_RECORDS SHOWN_
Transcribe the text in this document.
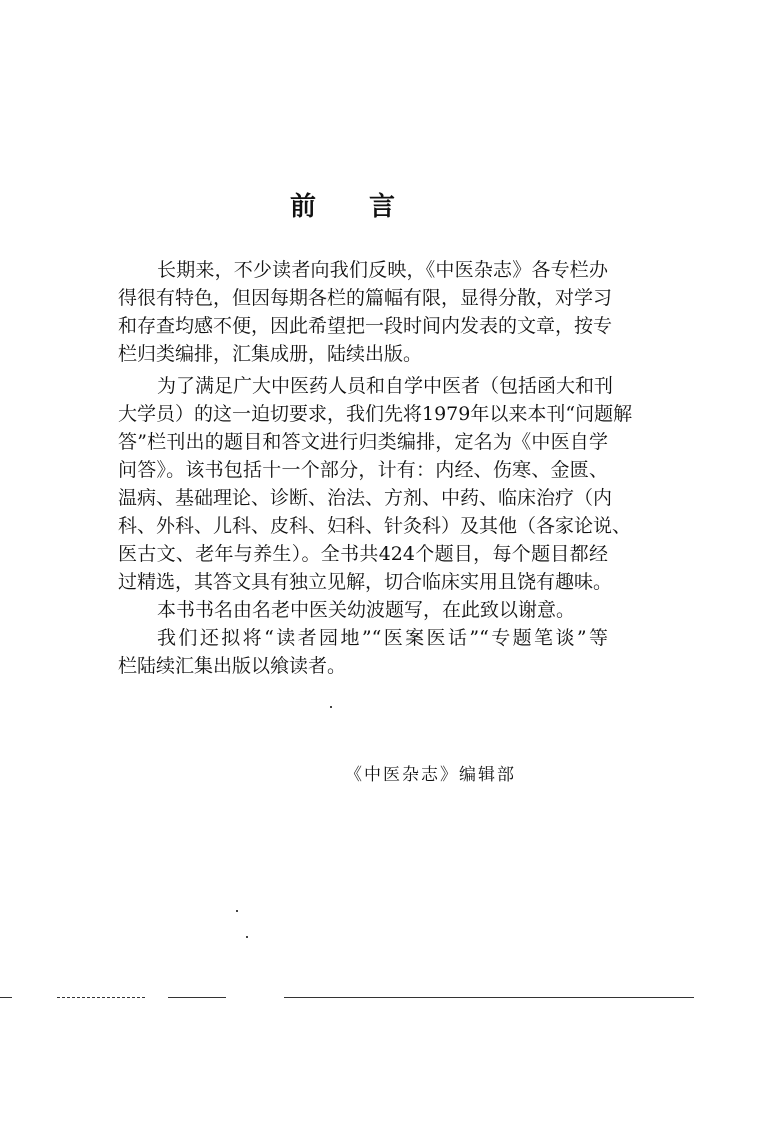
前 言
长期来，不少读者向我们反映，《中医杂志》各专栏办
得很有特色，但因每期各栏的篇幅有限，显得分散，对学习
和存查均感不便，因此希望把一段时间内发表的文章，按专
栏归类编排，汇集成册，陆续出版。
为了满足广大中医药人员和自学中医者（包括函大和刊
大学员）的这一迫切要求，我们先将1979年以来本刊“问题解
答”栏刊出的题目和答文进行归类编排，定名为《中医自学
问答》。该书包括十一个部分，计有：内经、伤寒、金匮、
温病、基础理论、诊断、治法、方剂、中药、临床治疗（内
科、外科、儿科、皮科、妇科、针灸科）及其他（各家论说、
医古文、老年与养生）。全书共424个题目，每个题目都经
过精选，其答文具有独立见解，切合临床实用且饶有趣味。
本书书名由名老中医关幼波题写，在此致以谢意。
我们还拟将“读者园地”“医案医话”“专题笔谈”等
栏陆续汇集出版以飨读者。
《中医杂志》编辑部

_GIVEN INSTRUCTION_
Quote every record above exactly, leaving out any pictures.

_RESULT BELOW_
Transcribe the text in this document.
前 言
长期来，不少读者向我们反映，《中医杂志》各专栏办
得很有特色，但因每期各栏的篇幅有限，显得分散，对学习
和存查均感不便，因此希望把一段时间内发表的文章，按专
栏归类编排，汇集成册，陆续出版。
为了满足广大中医药人员和自学中医者（包括函大和刊
大学员）的这一迫切要求，我们先将1979年以来本刊“问题解
答”栏刊出的题目和答文进行归类编排，定名为《中医自学
问答》。该书包括十一个部分，计有：内经、伤寒、金匮、
温病、基础理论、诊断、治法、方剂、中药、临床治疗（内
科、外科、儿科、皮科、妇科、针灸科）及其他（各家论说、
医古文、老年与养生）。全书共424个题目，每个题目都经
过精选，其答文具有独立见解，切合临床实用且饶有趣味。
本书书名由名老中医关幼波题写，在此致以谢意。
我们还拟将“读者园地”“医案医话”“专题笔谈”等
栏陆续汇集出版以飨读者。
《中医杂志》编辑部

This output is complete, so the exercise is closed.